> Instructions for the task:
Leave out the pictures and transcribe everything else exactly.

[Records from a data collection]

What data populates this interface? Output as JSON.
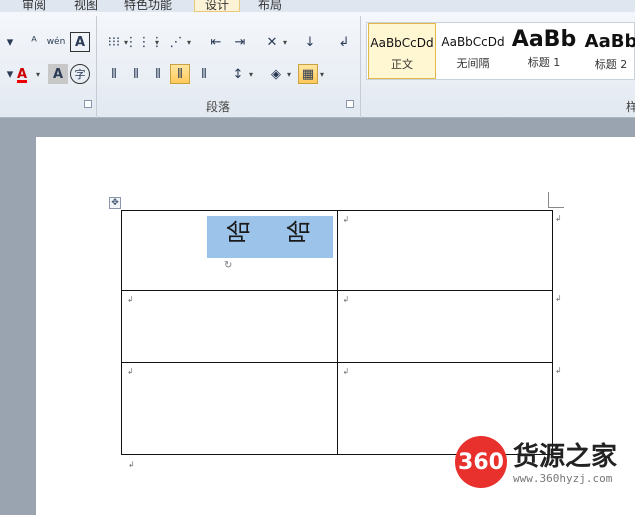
{
  "tabs": [
    "审阅",
    "视图",
    "特色功能",
    "设计",
    "布局"
  ],
  "ribbon": {
    "paragraph_group_label": "段落",
    "styles_group_label_partial": "样",
    "styles": [
      {
        "sample": "AaBbCcDd",
        "name": "正文",
        "selected": true
      },
      {
        "sample": "AaBbCcDd",
        "name": "无间隔",
        "selected": false
      },
      {
        "sample": "AaBb",
        "name": "标题 1",
        "selected": false
      },
      {
        "sample": "AaBb",
        "name": "标题 2",
        "selected": false
      }
    ],
    "font_buttons": {
      "phonetic": "wén",
      "char_border": "A",
      "font_color": "A",
      "char_shading": "A",
      "enclose": "字"
    }
  },
  "document": {
    "selected_text": [
      "哈",
      "哈"
    ],
    "table": {
      "rows": 3,
      "cols": 2
    }
  },
  "watermark": {
    "badge": "360",
    "title": "货源之家",
    "url": "www.360hyzj.com"
  },
  "colors": {
    "accent_red": "#e8302c",
    "selection_blue": "#9cc3ea",
    "pressed_gold": "#ffc95a"
  }
}
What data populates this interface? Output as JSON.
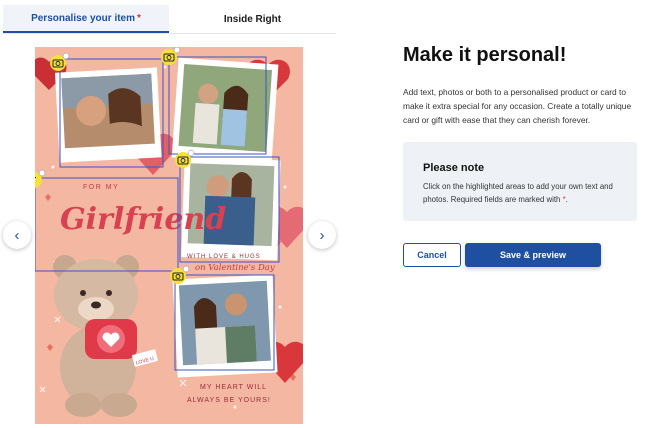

> Full output:
What data populates this interface? Output as JSON.
{
  "tabs": [
    "审阅",
    "视图",
    "特色功能",
    "设计",
    "布局"
  ],
  "ribbon": {
    "paragraph_group_label": "段落",
    "styles_group_label_partial": "样",
    "styles": [
      {
        "sample": "AaBbCcDd",
        "name": "正文",
        "selected": true
      },
      {
        "sample": "AaBbCcDd",
        "name": "无间隔",
        "selected": false
      },
      {
        "sample": "AaBb",
        "name": "标题 1",
        "selected": false
      },
      {
        "sample": "AaBb",
        "name": "标题 2",
        "selected": false
      }
    ],
    "font_buttons": {
      "phonetic": "wén",
      "char_border": "A",
      "font_color": "A",
      "char_shading": "A",
      "enclose": "字"
    }
  },
  "document": {
    "selected_text": [
      "哈",
      "哈"
    ],
    "table": {
      "rows": 3,
      "cols": 2
    }
  },
  "watermark": {
    "badge": "360",
    "title": "货源之家",
    "url": "www.360hyzj.com"
  },
  "colors": {
    "accent_red": "#e8302c",
    "selection_blue": "#9cc3ea",
    "pressed_gold": "#ffc95a"
  }
}
What data populates this interface? Output as JSON.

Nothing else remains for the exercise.